-- Instructions to follow --
Reproduce each line from the records that holds "پوشاک".

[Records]
-*-*-

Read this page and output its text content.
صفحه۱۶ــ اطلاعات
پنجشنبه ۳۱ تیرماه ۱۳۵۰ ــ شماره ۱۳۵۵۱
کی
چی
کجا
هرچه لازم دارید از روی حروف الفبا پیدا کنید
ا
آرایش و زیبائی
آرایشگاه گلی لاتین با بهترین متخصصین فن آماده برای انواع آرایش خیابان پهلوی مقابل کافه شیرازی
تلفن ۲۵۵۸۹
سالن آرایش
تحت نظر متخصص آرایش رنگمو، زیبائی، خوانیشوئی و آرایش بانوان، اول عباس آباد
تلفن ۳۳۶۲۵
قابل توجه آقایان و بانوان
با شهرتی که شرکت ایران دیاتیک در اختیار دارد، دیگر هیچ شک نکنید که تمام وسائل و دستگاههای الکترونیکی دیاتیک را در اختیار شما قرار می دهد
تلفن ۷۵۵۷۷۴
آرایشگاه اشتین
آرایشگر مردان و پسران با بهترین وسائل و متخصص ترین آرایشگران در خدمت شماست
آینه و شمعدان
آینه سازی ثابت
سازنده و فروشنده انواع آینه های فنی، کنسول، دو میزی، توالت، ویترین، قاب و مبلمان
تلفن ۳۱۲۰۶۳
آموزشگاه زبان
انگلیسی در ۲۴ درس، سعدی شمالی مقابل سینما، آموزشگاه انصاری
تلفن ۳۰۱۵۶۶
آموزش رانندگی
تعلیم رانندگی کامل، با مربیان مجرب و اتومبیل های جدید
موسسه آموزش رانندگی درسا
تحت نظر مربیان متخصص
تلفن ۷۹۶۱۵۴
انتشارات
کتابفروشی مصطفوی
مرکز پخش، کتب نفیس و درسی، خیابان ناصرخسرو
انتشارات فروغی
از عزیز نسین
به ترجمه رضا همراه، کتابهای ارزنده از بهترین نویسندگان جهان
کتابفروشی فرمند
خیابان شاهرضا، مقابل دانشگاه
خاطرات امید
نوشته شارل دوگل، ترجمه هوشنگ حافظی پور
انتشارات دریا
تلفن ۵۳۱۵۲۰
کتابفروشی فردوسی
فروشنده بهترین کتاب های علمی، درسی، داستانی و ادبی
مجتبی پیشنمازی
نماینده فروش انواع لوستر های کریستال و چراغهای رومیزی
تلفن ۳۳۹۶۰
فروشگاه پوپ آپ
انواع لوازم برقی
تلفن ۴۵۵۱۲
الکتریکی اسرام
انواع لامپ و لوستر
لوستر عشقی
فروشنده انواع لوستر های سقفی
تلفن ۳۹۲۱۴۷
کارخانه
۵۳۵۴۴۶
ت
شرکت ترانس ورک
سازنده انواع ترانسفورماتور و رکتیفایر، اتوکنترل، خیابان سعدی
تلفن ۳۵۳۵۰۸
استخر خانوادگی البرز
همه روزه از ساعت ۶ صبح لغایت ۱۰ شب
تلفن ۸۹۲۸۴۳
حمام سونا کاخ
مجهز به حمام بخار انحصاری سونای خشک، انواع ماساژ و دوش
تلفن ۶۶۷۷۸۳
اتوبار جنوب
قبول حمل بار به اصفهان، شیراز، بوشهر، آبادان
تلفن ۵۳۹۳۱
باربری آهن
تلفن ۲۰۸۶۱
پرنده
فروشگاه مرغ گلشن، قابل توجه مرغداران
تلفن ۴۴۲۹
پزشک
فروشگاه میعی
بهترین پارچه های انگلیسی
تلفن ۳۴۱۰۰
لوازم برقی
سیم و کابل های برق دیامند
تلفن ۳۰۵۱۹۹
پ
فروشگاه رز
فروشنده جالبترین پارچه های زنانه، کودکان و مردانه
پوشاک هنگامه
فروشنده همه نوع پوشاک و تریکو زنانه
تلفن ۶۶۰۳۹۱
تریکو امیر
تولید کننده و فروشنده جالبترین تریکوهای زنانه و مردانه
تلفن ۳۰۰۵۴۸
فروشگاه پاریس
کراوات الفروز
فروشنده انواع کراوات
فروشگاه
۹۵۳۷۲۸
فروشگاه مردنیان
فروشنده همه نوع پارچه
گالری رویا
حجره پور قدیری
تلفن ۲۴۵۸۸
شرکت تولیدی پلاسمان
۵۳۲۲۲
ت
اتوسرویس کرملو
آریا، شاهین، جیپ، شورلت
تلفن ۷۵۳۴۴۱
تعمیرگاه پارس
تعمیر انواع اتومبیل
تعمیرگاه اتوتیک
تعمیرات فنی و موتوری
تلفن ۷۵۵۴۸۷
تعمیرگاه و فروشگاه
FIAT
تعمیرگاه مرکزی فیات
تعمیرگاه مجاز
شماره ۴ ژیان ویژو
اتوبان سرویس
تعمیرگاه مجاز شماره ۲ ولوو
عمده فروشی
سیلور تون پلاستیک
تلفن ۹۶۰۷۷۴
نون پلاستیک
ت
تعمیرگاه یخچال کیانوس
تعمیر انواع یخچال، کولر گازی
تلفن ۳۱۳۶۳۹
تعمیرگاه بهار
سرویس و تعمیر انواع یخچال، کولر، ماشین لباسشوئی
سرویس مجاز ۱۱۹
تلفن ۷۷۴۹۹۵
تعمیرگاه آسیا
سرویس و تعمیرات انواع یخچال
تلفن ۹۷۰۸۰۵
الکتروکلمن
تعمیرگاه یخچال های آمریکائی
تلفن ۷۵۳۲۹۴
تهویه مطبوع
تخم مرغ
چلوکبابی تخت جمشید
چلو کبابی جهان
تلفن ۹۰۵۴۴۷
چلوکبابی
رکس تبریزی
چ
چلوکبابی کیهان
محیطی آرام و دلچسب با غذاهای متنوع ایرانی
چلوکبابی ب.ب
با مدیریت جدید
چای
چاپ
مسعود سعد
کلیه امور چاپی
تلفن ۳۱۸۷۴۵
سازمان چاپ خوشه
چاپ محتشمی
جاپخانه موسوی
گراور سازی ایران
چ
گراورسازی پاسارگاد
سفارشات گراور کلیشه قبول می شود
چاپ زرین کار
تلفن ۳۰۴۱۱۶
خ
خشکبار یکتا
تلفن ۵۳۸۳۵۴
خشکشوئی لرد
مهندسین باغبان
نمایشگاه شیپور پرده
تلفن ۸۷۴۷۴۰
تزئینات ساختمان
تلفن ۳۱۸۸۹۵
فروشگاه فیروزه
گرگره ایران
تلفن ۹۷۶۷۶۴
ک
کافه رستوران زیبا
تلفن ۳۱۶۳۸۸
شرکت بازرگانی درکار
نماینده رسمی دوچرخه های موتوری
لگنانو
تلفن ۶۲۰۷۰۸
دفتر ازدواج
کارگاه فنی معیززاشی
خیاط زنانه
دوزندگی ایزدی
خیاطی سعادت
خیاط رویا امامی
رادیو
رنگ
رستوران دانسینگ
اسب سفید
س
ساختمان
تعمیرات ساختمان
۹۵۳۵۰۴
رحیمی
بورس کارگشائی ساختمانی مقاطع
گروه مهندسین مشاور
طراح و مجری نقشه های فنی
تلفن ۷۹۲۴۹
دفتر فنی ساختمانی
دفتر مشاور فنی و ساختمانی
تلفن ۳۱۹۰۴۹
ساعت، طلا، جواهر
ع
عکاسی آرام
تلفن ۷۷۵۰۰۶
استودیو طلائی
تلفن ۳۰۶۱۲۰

-*-*-

-- Answer to the problem --
پوشاک هنگامه
فروشنده همه نوع پوشاک و تریکو زنانه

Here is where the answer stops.